Please copy out the records word for word, beginning with the very first line and stopping after the line that contains "risks-donut-chart (373, 149, 467, 243)".

** Begin TASK INPUTS **

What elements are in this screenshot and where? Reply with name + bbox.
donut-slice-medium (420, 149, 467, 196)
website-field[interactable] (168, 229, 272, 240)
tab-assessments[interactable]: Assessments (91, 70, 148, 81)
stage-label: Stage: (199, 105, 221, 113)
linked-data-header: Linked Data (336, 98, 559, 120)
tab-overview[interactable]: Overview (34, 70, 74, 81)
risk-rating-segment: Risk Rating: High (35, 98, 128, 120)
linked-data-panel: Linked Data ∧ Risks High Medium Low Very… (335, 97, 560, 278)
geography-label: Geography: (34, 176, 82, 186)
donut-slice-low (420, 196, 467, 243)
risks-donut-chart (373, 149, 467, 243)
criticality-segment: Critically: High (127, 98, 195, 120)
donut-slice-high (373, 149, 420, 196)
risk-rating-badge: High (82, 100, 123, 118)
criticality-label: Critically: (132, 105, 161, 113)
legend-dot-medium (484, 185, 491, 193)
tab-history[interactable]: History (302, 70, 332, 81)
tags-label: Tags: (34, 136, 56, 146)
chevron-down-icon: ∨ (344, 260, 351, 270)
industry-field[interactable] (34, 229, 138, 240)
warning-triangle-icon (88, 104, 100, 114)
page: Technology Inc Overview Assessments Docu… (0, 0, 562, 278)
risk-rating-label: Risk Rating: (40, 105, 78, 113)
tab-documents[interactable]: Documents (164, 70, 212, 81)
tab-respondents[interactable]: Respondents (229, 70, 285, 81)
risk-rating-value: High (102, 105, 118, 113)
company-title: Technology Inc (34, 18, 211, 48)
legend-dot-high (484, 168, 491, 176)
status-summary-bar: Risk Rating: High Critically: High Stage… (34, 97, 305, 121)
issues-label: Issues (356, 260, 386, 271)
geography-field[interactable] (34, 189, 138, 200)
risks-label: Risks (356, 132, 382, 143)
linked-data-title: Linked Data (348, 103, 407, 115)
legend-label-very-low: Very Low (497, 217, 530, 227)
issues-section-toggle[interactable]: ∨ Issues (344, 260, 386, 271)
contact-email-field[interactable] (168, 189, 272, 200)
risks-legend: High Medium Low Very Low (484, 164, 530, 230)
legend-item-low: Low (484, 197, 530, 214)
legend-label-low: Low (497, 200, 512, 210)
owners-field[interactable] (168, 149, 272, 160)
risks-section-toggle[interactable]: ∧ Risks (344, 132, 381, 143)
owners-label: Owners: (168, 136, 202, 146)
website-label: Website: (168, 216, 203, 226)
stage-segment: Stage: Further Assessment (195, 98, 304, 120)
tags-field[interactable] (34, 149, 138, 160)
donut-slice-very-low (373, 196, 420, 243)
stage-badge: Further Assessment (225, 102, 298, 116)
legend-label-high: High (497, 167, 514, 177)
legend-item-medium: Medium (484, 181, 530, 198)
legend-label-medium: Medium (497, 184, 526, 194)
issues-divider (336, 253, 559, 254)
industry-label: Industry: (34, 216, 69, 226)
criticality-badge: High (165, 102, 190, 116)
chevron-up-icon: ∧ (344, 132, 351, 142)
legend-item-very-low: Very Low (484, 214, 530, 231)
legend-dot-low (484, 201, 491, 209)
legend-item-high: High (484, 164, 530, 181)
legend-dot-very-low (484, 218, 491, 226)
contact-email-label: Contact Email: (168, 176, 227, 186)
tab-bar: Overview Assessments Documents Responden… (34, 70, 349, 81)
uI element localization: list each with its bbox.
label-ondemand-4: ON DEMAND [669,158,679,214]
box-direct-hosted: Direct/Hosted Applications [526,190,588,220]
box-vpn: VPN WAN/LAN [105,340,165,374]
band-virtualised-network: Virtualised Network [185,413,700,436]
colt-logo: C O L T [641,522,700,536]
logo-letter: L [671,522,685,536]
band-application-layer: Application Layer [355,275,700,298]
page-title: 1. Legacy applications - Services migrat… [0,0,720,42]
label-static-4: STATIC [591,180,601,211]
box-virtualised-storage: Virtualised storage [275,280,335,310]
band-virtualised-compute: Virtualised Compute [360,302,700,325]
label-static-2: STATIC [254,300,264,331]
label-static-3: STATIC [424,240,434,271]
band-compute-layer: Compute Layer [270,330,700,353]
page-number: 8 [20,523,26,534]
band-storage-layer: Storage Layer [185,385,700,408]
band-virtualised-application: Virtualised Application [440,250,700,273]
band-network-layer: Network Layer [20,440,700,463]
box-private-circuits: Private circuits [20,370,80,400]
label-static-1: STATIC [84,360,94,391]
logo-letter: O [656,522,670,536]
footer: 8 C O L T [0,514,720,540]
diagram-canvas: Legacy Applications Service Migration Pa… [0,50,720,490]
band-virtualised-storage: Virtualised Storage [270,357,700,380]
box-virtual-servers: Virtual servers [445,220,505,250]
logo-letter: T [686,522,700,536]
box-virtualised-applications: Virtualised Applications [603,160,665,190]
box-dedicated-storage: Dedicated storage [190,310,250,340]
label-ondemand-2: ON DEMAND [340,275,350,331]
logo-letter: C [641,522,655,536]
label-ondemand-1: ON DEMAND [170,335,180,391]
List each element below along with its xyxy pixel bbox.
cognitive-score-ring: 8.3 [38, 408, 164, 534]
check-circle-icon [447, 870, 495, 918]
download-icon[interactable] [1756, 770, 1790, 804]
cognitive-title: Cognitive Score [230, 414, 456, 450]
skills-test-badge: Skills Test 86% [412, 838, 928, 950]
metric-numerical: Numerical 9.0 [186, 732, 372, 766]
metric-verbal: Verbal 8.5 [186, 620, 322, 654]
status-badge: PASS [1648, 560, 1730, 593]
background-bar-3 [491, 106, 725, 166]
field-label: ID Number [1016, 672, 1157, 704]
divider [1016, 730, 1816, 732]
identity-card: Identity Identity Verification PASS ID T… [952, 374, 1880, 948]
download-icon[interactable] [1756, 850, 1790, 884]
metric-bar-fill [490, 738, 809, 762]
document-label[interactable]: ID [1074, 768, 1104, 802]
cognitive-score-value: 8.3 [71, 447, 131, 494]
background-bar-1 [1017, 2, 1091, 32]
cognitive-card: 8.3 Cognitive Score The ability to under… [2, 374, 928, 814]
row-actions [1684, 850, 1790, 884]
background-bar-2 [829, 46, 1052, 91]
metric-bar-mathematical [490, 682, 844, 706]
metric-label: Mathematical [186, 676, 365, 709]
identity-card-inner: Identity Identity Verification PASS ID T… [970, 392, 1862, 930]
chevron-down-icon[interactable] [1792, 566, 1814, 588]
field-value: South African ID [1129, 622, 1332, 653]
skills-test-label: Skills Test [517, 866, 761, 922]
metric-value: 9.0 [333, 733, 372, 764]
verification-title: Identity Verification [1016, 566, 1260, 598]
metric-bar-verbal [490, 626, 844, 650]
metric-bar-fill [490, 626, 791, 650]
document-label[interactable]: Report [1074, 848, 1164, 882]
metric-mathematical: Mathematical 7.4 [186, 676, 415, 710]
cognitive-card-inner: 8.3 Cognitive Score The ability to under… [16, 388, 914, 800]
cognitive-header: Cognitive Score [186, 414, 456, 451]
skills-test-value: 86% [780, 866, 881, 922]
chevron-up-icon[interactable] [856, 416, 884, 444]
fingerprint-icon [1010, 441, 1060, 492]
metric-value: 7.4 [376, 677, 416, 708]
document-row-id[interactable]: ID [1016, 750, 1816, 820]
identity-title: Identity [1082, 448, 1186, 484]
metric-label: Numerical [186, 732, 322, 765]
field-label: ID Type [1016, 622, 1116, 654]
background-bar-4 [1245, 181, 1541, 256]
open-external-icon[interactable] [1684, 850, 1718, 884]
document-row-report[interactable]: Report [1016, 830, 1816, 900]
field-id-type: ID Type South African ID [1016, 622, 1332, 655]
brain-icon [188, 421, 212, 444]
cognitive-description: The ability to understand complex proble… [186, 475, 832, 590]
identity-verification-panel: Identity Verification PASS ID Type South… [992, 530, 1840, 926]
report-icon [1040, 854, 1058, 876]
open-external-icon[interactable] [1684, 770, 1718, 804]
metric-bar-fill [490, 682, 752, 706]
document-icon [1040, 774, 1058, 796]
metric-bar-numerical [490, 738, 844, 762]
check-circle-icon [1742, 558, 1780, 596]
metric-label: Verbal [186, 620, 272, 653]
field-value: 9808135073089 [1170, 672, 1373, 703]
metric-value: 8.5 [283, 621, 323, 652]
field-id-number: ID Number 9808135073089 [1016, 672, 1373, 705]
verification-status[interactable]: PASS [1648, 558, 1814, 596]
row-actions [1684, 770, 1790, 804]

** End TASK INPUTS **

- EXERCISE SOLUTION
What elements are in this screenshot and where? Reply with name + bbox.
donut-slice-medium (420, 149, 467, 196)
website-field[interactable] (168, 229, 272, 240)
tab-assessments[interactable]: Assessments (91, 70, 148, 81)
stage-label: Stage: (199, 105, 221, 113)
linked-data-header: Linked Data (336, 98, 559, 120)
tab-overview[interactable]: Overview (34, 70, 74, 81)
risk-rating-segment: Risk Rating: High (35, 98, 128, 120)
linked-data-panel: Linked Data ∧ Risks High Medium Low Very… (335, 97, 560, 278)
geography-label: Geography: (34, 176, 82, 186)
donut-slice-low (420, 196, 467, 243)
risks-donut-chart (373, 149, 467, 243)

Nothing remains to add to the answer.